Auszug:
________

Precious Plastic München: Gastbeitrag über das Recycling von Plastik

Dieser Artikel über das Recycling von Plastik von Precious Plastic München ist ein Beitrag zur #plasticfreejuly Aktion von Auf die Hand, die dieses Jahr von einigen plastikfrei-, Zero Waste-, Garten-, DIY-Blogs, -Instagramerinnen, – Youtubern gemeinsam gestaltet wird. Die Beiträge aller Teilnehmer*innen findest du in dieser Auflistung.
Ich wünsche dir viel Spaß beim Lesen dieses Beitrags!

Aline – Auf die Hand
Severin vor unserem großen Schredder in der Werkstatt. Foto: Johannes Heichele

Der #plasticfreejuliy nähert sich dem Ende, und auch wenn wir uns ein bisschen mehr Mühe gegeben haben, so wenig Plastik wie möglich zu konsumieren, so bleibt am Ende des Monats doch ein kleiner „Pile of Shame“, der sich irgendwie doch nicht hat so ganz vermeiden lassen. Vermutlich geht es euch so ähnlich. Und auch den Rest des Jahres sieht es oft so ähnlich aus. Hier mal doch noch schnell was im Supermarkt gekauft, oder bei einem der nicht ganz so bewußt agierenden Online-Händler bestellt, und zack, stehst du da mit einem bisschen Verpackungsfolie, zwei Joghurtbechern und so einer blöden kleinen Einwegflasche.

Und was machen wir jetzt damit? Ab ins Recycling! In Deutschland behaupten wir von uns, Recycling-Weltmeister zu sein. Wir sammeln, spülen und trennen, damit alles sauber im gelben Sack oder der örtlichen Plastiktonne landet. Doch was danach passiert, ist leider nicht so weltmeisterlich. Denn tatsächlich werden gerade mal ca. 15 % unseres Plastikmülls wirklich wiederverwertet und in neue, meist niederwertigere Produkte verarbeitet. Der größte Teil wird ins Ausland geschickt, oder thermisch wiederverwertet, auf gut deutsch: einfach verbrannt.

________

Gegebene Daten:
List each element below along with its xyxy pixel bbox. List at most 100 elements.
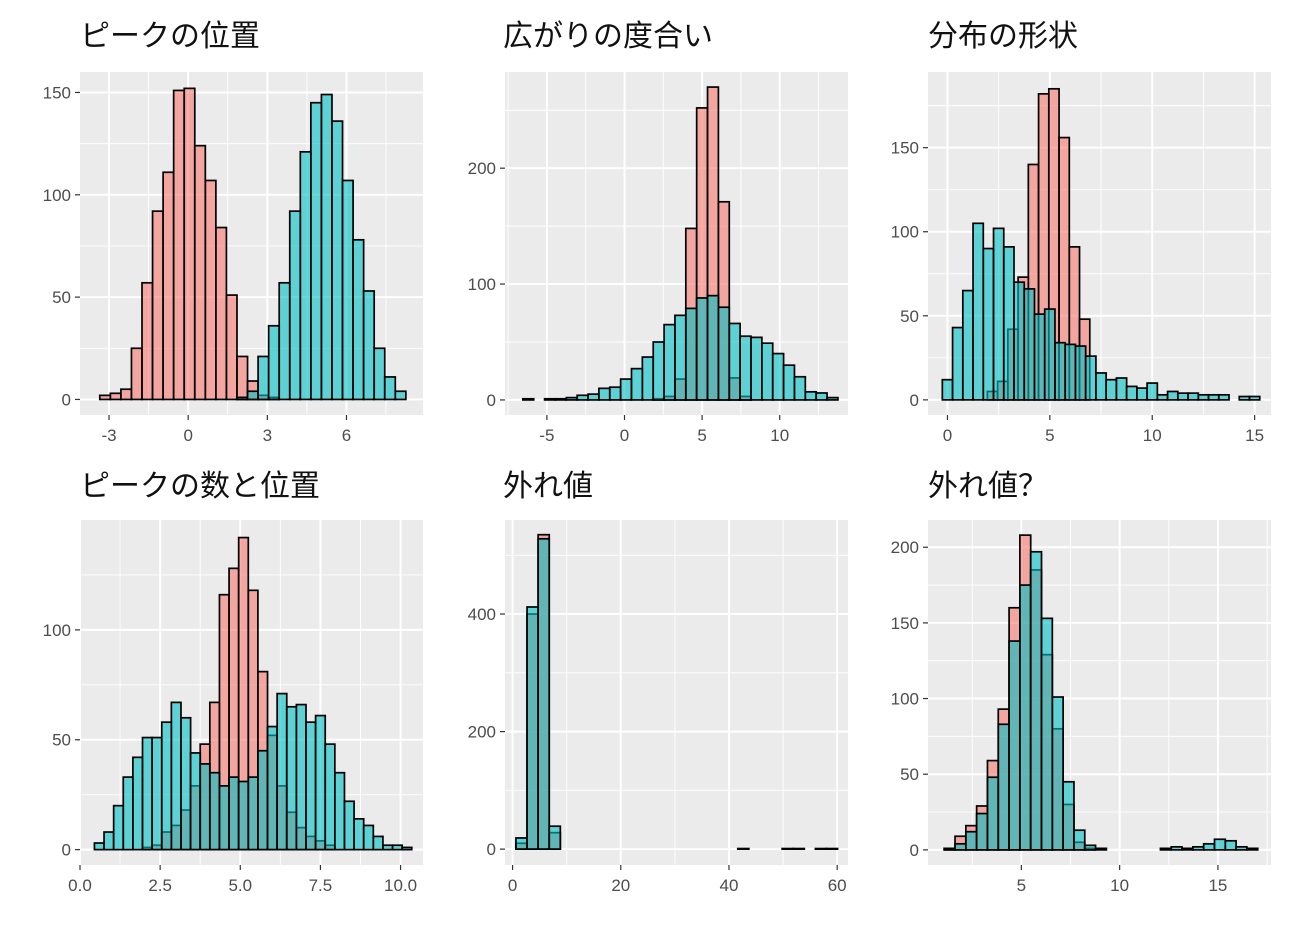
histogram-bar: [320, 93, 333, 401]
histogram-bar: [825, 847, 839, 850]
histogram-bar: [951, 326, 964, 401]
histogram-bar: [975, 812, 989, 851]
y-tick-label: 100: [43, 186, 71, 205]
histogram-bar: [684, 307, 698, 401]
y-tick-label: 150: [891, 139, 919, 158]
x-tick-label: 5.0: [228, 876, 252, 895]
histogram-bar: [961, 289, 974, 401]
y-tick-label: 200: [468, 723, 496, 742]
histogram-bar: [815, 392, 828, 401]
histogram-bar: [1181, 847, 1194, 851]
x-tick-label: -5: [539, 426, 554, 445]
x-tick-label: 10: [1110, 876, 1129, 895]
histogram-bar: [225, 294, 238, 401]
series-b-bars: [941, 222, 1261, 401]
histogram-bar: [1136, 387, 1148, 401]
y-tick-label: 50: [900, 307, 919, 326]
histogram-bar: [641, 356, 655, 401]
x-tick-label: 15: [1245, 426, 1264, 445]
histogram-bar: [228, 776, 240, 851]
histogram-bar: [515, 837, 528, 850]
histogram-bar: [761, 342, 774, 401]
histogram-bar: [943, 847, 956, 851]
x-tick-label: 0: [508, 876, 517, 895]
histogram-bar: [310, 101, 323, 401]
series-a-bars: [98, 87, 281, 401]
histogram-bar: [1043, 308, 1056, 401]
y-tick-label: 50: [52, 288, 71, 307]
histogram-bar: [343, 800, 355, 851]
histogram-bar: [151, 210, 164, 401]
x-tick-label: 7.5: [309, 876, 333, 895]
histogram-bar: [598, 387, 611, 401]
histogram-bar: [652, 341, 665, 401]
histogram-bar: [1040, 617, 1054, 851]
y-tick-label: 50: [900, 765, 919, 784]
histogram-bar: [1246, 847, 1259, 851]
y-tick-label: 100: [43, 621, 71, 640]
histogram-bar: [587, 393, 600, 401]
y-tick-label: 0: [910, 391, 919, 410]
histogram-bar: [266, 725, 278, 851]
histogram-bar: [548, 825, 562, 850]
histogram-bar: [299, 150, 312, 401]
histogram-bar: [781, 847, 795, 850]
histogram-bar: [739, 335, 752, 401]
histogram-bar: [736, 847, 750, 850]
x-tick-label: 2.5: [148, 876, 172, 895]
histogram-bar: [391, 844, 404, 851]
histogram-bar: [1094, 847, 1108, 851]
panel-title-6: 外れ値？: [928, 469, 1048, 504]
histogram-bar: [1013, 281, 1026, 401]
x-tick-label: 60: [828, 876, 847, 895]
histogram-bar: [295, 703, 307, 851]
histogram-bar: [288, 210, 302, 401]
x-tick-label: 15: [1208, 876, 1227, 895]
histogram-bar: [112, 804, 125, 851]
histogram-bar: [1146, 382, 1159, 401]
histogram-bar: [792, 847, 806, 850]
histogram-bar: [341, 179, 354, 401]
y-tick-label: 0: [62, 390, 71, 409]
histogram-bar: [276, 692, 288, 851]
histogram-bar: [373, 347, 386, 401]
series-b-bars: [93, 692, 413, 851]
histogram-bar: [554, 397, 568, 401]
histogram-bar: [372, 835, 384, 851]
series-b-bars: [943, 550, 1259, 851]
histogram-bar: [183, 87, 196, 401]
series-b-bars: [515, 537, 839, 850]
histogram-bar: [521, 397, 535, 401]
histogram-bar: [706, 294, 720, 401]
histogram-bar: [1187, 392, 1200, 401]
histogram-bar: [103, 831, 115, 851]
histogram-bar: [331, 120, 344, 401]
histogram-bar: [305, 721, 317, 851]
panel-title-5: 外れ値: [503, 469, 593, 504]
y-tick-label: 50: [52, 731, 71, 750]
y-tick-label: 0: [910, 841, 919, 860]
histogram-bar: [278, 281, 291, 401]
panel-title-3: 分布の形状: [928, 19, 1078, 54]
histogram-bar: [1084, 355, 1097, 401]
x-tick-label: 10: [770, 426, 789, 445]
histogram-bar: [1095, 372, 1108, 401]
histogram-bar: [1159, 847, 1173, 851]
histogram-bar: [1166, 390, 1179, 401]
histogram-bar: [246, 390, 259, 401]
histogram-bar: [141, 281, 154, 401]
histogram-bar: [170, 701, 182, 851]
histogram-bar: [1224, 839, 1237, 851]
histogram-bar: [218, 785, 230, 851]
x-tick-label: 5: [1045, 426, 1054, 445]
histogram-bar: [1064, 343, 1077, 401]
histogram-bar: [333, 771, 346, 851]
histogram-panel-1: -3 0 3 6 0 50 100 150: [43, 72, 423, 445]
histogram-bar: [1023, 288, 1036, 401]
histogram-bar: [314, 714, 327, 851]
histogram-bar: [695, 297, 709, 401]
histogram-bar: [982, 247, 995, 401]
histogram-bar: [771, 352, 785, 401]
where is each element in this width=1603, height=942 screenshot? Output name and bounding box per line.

________

Zu erledigende Schritte:
**1)** Gib an, wie viel Prozent des Plastikmülls laut dem Text über das Plastikrecycling tatsächlich wiederverwertet werden.
**2)** Führe den Text über das Plastikrecycling im Anschluss an seinen letzten Satz fort.

Antworten:
**1)** Ungefähr 15 Prozent.

**2)**
David an unserem Stand auf dem Streetlife Festival.
Foto: Annika Nestele

Precious Plastic München

Weil uns das nicht so ganz glücklich gemacht hat, und wir gerne eine bessere Lösung finden würden, haben wir Precious Plastic München ins Leben gerufen, einen lokalen Ableger der Precious Plastic Bewegung. Precious Plastic ist eine internationale Gemeinschaft von Menschen, die sich mit dem Thema Plastikrecycling und Plastikvermeidung beschäftigen. Gegründet in den Niederlanden, gibt es heute einige 100 Werkstätten weltweit, in denen nicht nur Plastik wiederverwertet sowie nach Alternativen geforscht wird, sondern vollem Bewusstsein für das Thema Plastik, seine Wertigkeit, und unser aller Umgang damit geschaffen wird. Diese Werkstätten haben dabei unterschiedlichste Formen: Hobbywerkstätten wie unsere, von Menschen, die ihre Freizeit diesem wichtigen Thema widmen möchten. Projekte an Universitäten, bei denen Studenten aus verschiedensten Fachbereichen ihre Ideen zusammentragen. Kleine Ein-Personen-Manufakturen, die sich einem einzelnen Recyclingprozess verschrieben haben und damit tolle Produkte erstellen. Innovative Gruppen in Entwicklungsländern oder anderen Plätzen, an denen Plastikmüll ein noch viel größeres Problem ist als bei uns, die genau dieses Problem vor Ort angehen wollen und gleichzeitig dabei noch Arbeitsplätze schaffen können. All diese Menschen tauschen sich online aus und teilen ihre neuen Erkenntnisse offen mit der ganzen Community.

Doch wie sieht das Ganze konkret aus? Nun, zuerst sammeln wir Plastik, sortieren es nach Materialtyp, reinigen und zerkleinern es und versuchen dann, etwas Neues daraus zu erschaffen.  Das Sammeln passiert, wie ihr sicher über den letzten Monat bei #plasticfreejuly mitgekriegt habt, meist ganz von selber. Zusätzlich versuchen wir aber hier und da auch, aktiv auf Menschen oder Institutionen zuzugehen, bei denen wir wissen, dass dort Plastikabfall anfällt, mit dem wir gegebenenfalls etwas anfangen können.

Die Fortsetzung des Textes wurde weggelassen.